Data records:

- - -

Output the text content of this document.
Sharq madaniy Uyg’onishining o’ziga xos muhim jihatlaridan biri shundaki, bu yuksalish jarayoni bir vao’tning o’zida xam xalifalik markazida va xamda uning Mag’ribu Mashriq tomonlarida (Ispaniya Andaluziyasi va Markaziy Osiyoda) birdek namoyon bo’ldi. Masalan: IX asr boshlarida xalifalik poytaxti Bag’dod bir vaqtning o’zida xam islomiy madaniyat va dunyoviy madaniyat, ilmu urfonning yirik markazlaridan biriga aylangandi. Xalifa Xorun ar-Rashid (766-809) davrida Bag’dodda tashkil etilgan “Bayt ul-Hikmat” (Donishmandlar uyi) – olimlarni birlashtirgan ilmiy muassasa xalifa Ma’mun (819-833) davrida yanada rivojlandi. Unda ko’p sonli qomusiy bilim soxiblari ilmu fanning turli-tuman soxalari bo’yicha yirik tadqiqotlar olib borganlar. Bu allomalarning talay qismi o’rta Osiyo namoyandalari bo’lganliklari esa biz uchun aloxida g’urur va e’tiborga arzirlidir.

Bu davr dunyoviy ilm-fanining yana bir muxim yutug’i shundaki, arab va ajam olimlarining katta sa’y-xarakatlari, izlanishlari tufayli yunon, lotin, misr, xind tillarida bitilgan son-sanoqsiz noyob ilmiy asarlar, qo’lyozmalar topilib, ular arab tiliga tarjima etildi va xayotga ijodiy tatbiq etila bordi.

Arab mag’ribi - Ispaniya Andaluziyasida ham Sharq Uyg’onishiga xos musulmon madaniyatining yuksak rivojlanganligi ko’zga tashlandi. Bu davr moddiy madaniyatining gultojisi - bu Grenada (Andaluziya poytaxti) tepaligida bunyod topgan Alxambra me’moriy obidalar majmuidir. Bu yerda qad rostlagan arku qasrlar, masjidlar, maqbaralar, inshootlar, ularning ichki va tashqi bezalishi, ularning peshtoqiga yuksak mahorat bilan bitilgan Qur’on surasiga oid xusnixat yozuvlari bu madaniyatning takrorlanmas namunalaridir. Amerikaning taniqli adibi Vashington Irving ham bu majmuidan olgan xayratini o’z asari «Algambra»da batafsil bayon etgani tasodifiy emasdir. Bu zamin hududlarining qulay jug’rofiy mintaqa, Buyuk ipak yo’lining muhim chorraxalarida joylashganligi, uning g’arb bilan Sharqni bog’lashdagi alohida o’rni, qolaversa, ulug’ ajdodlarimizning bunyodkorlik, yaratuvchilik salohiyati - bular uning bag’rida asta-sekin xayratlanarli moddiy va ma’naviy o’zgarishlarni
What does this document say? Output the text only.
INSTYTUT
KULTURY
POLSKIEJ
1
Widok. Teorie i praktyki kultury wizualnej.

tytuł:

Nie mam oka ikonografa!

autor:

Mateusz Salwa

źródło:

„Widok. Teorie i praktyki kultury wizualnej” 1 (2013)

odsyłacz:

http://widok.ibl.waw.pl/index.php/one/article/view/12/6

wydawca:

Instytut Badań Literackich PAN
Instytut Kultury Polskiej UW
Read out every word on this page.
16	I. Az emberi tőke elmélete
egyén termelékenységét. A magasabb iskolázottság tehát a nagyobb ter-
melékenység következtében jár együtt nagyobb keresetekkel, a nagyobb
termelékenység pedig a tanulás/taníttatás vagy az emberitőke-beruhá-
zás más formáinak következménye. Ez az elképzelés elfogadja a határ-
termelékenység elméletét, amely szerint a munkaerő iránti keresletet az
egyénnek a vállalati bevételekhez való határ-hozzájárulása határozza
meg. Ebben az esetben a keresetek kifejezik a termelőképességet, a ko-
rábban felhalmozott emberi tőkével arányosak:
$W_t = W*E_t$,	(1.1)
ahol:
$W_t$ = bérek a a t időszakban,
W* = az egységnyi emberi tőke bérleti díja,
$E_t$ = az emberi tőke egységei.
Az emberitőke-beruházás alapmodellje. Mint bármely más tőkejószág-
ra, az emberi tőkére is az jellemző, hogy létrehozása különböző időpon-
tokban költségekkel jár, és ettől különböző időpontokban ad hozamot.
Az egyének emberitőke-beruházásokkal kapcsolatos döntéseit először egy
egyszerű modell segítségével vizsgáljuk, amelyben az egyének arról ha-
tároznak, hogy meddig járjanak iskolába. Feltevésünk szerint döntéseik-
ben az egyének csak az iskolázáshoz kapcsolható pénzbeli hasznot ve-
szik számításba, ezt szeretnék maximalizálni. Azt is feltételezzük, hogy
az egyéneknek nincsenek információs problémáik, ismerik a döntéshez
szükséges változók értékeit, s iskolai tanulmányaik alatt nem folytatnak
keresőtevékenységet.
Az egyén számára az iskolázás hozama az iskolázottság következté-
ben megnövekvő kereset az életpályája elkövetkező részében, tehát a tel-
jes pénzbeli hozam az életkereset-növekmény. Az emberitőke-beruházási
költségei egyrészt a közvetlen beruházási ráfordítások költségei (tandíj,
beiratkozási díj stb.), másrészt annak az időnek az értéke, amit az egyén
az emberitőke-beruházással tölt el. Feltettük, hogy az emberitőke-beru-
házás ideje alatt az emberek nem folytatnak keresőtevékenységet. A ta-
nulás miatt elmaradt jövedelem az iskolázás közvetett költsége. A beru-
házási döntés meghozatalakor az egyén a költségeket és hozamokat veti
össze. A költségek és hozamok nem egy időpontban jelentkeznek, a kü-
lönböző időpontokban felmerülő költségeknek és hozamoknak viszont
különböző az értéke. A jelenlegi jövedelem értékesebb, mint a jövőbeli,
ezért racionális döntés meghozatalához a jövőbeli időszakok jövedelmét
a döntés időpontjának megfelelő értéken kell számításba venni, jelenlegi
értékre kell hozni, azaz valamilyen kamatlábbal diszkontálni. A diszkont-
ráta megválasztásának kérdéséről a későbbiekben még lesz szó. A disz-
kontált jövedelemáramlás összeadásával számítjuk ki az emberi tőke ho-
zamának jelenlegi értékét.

- - -

▶ **Your objective**: Go through the material above line by line and copy it exactly.

▶ **Right answer**:
Output the text content of this document.
Sharq madaniy Uyg’onishining o’ziga xos muhim jihatlaridan biri shundaki, bu yuksalish jarayoni bir vao’tning o’zida xam xalifalik markazida va xamda uning Mag’ribu Mashriq tomonlarida (Ispaniya Andaluziyasi va Markaziy Osiyoda) birdek namoyon bo’ldi. Masalan: IX asr boshlarida xalifalik poytaxti Bag’dod bir vaqtning o’zida xam islomiy madaniyat va dunyoviy madaniyat, ilmu urfonning yirik markazlaridan biriga aylangandi. Xalifa Xorun ar-Rashid (766-809) davrida Bag’dodda tashkil etilgan “Bayt ul-Hikmat” (Donishmandlar uyi) – olimlarni birlashtirgan ilmiy muassasa xalifa Ma’mun (819-833) davrida yanada rivojlandi. Unda ko’p sonli qomusiy bilim soxiblari ilmu fanning turli-tuman soxalari bo’yicha yirik tadqiqotlar olib borganlar. Bu allomalarning talay qismi o’rta Osiyo namoyandalari bo’lganliklari esa biz uchun aloxida g’urur va e’tiborga arzirlidir.

Bu davr dunyoviy ilm-fanining yana bir muxim yutug’i shundaki, arab va ajam olimlarining katta sa’y-xarakatlari, izlanishlari tufayli yunon, lotin, misr, xind tillarida bitilgan son-sanoqsiz noyob ilmiy asarlar, qo’lyozmalar topilib, ular arab tiliga tarjima etildi va xayotga ijodiy tatbiq etila bordi.

Arab mag’ribi - Ispaniya Andaluziyasida ham Sharq Uyg’onishiga xos musulmon madaniyatining yuksak rivojlanganligi ko’zga tashlandi. Bu davr moddiy madaniyatining gultojisi - bu Grenada (Andaluziya poytaxti) tepaligida bunyod topgan Alxambra me’moriy obidalar majmuidir. Bu yerda qad rostlagan arku qasrlar, masjidlar, maqbaralar, inshootlar, ularning ichki va tashqi bezalishi, ularning peshtoqiga yuksak mahorat bilan bitilgan Qur’on surasiga oid xusnixat yozuvlari bu madaniyatning takrorlanmas namunalaridir. Amerikaning taniqli adibi Vashington Irving ham bu majmuidan olgan xayratini o’z asari «Algambra»da batafsil bayon etgani tasodifiy emasdir. Bu zamin hududlarining qulay jug’rofiy mintaqa, Buyuk ipak yo’lining muhim chorraxalarida joylashganligi, uning g’arb bilan Sharqni bog’lashdagi alohida o’rni, qolaversa, ulug’ ajdodlarimizning bunyodkorlik, yaratuvchilik salohiyati - bular uning bag’rida asta-sekin xayratlanarli moddiy va ma’naviy o’zgarishlarni
What does this document say? Output the text only.
INSTYTUT
KULTURY
POLSKIEJ
1
Widok. Teorie i praktyki kultury wizualnej.

tytuł:

Nie mam oka ikonografa!

autor:

Mateusz Salwa

źródło:

„Widok. Teorie i praktyki kultury wizualnej” 1 (2013)

odsyłacz:

http://widok.ibl.waw.pl/index.php/one/article/view/12/6

wydawca:

Instytut Badań Literackich PAN
Instytut Kultury Polskiej UW
Read out every word on this page.
16	I. Az emberi tőke elmélete
egyén termelékenységét. A magasabb iskolázottság tehát a nagyobb ter-
melékenység következtében jár együtt nagyobb keresetekkel, a nagyobb
termelékenység pedig a tanulás/taníttatás vagy az emberitőke-beruhá-
zás más formáinak következménye. Ez az elképzelés elfogadja a határ-
termelékenység elméletét, amely szerint a munkaerő iránti keresletet az
egyénnek a vállalati bevételekhez való határ-hozzájárulása határozza
meg. Ebben az esetben a keresetek kifejezik a termelőképességet, a ko-
rábban felhalmozott emberi tőkével arányosak:
$W_t = W*E_t$,	(1.1)
ahol:
$W_t$ = bérek a a t időszakban,
W* = az egységnyi emberi tőke bérleti díja,
$E_t$ = az emberi tőke egységei.
Az emberitőke-beruházás alapmodellje. Mint bármely más tőkejószág-
ra, az emberi tőkére is az jellemző, hogy létrehozása különböző időpon-
tokban költségekkel jár, és ettől különböző időpontokban ad hozamot.
Az egyének emberitőke-beruházásokkal kapcsolatos döntéseit először egy
egyszerű modell segítségével vizsgáljuk, amelyben az egyének arról ha-
tároznak, hogy meddig járjanak iskolába. Feltevésünk szerint döntéseik-
ben az egyének csak az iskolázáshoz kapcsolható pénzbeli hasznot ve-
szik számításba, ezt szeretnék maximalizálni. Azt is feltételezzük, hogy
az egyéneknek nincsenek információs problémáik, ismerik a döntéshez
szükséges változók értékeit, s iskolai tanulmányaik alatt nem folytatnak
keresőtevékenységet.
Az egyén számára az iskolázás hozama az iskolázottság következté-
ben megnövekvő kereset az életpályája elkövetkező részében, tehát a tel-
jes pénzbeli hozam az életkereset-növekmény. Az emberitőke-beruházási
költségei egyrészt a közvetlen beruházási ráfordítások költségei (tandíj,
beiratkozási díj stb.), másrészt annak az időnek az értéke, amit az egyén
az emberitőke-beruházással tölt el. Feltettük, hogy az emberitőke-beru-
házás ideje alatt az emberek nem folytatnak keresőtevékenységet. A ta-
nulás miatt elmaradt jövedelem az iskolázás közvetett költsége. A beru-
házási döntés meghozatalakor az egyén a költségeket és hozamokat veti
össze. A költségek és hozamok nem egy időpontban jelentkeznek, a kü-
lönböző időpontokban felmerülő költségeknek és hozamoknak viszont
különböző az értéke. A jelenlegi jövedelem értékesebb, mint a jövőbeli,
ezért racionális döntés meghozatalához a jövőbeli időszakok jövedelmét
a döntés időpontjának megfelelő értéken kell számításba venni, jelenlegi
értékre kell hozni, azaz valamilyen kamatlábbal diszkontálni. A diszkont-
ráta megválasztásának kérdéséről a későbbiekben még lesz szó. A disz-
kontált jövedelemáramlás összeadásával számítjuk ki az emberi tőke ho-
zamának jelenlegi értékét.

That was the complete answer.